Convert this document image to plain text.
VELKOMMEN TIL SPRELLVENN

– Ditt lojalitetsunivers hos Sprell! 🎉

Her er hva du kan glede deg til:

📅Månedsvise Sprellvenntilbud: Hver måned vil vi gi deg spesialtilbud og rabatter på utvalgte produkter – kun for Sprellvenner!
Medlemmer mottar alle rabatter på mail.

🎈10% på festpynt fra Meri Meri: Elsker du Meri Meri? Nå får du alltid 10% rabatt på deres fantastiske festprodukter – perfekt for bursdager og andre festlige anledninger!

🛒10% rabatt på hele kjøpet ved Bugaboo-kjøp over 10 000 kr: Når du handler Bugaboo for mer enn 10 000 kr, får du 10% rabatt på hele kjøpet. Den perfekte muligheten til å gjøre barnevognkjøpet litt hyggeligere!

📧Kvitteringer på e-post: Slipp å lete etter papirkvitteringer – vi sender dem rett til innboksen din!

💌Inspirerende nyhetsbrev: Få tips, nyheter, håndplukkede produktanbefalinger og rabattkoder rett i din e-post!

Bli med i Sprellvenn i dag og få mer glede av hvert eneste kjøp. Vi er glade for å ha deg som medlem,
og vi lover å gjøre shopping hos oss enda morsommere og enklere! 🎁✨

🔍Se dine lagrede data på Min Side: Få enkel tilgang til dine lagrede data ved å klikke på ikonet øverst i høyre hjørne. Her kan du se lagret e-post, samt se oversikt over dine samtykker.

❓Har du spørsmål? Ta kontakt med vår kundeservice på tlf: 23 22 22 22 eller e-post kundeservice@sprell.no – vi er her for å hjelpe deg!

━━━

YOUR GOAL –
Each line that has the word "rabatter" should be copied.

OUTPUT FOR THIS EXERCISE –
📅Månedsvise Sprellvenntilbud: Hver måned vil vi gi deg spesialtilbud og rabatter på utvalgte produkter – kun for Sprellvenner!
Medlemmer mottar alle rabatter på mail.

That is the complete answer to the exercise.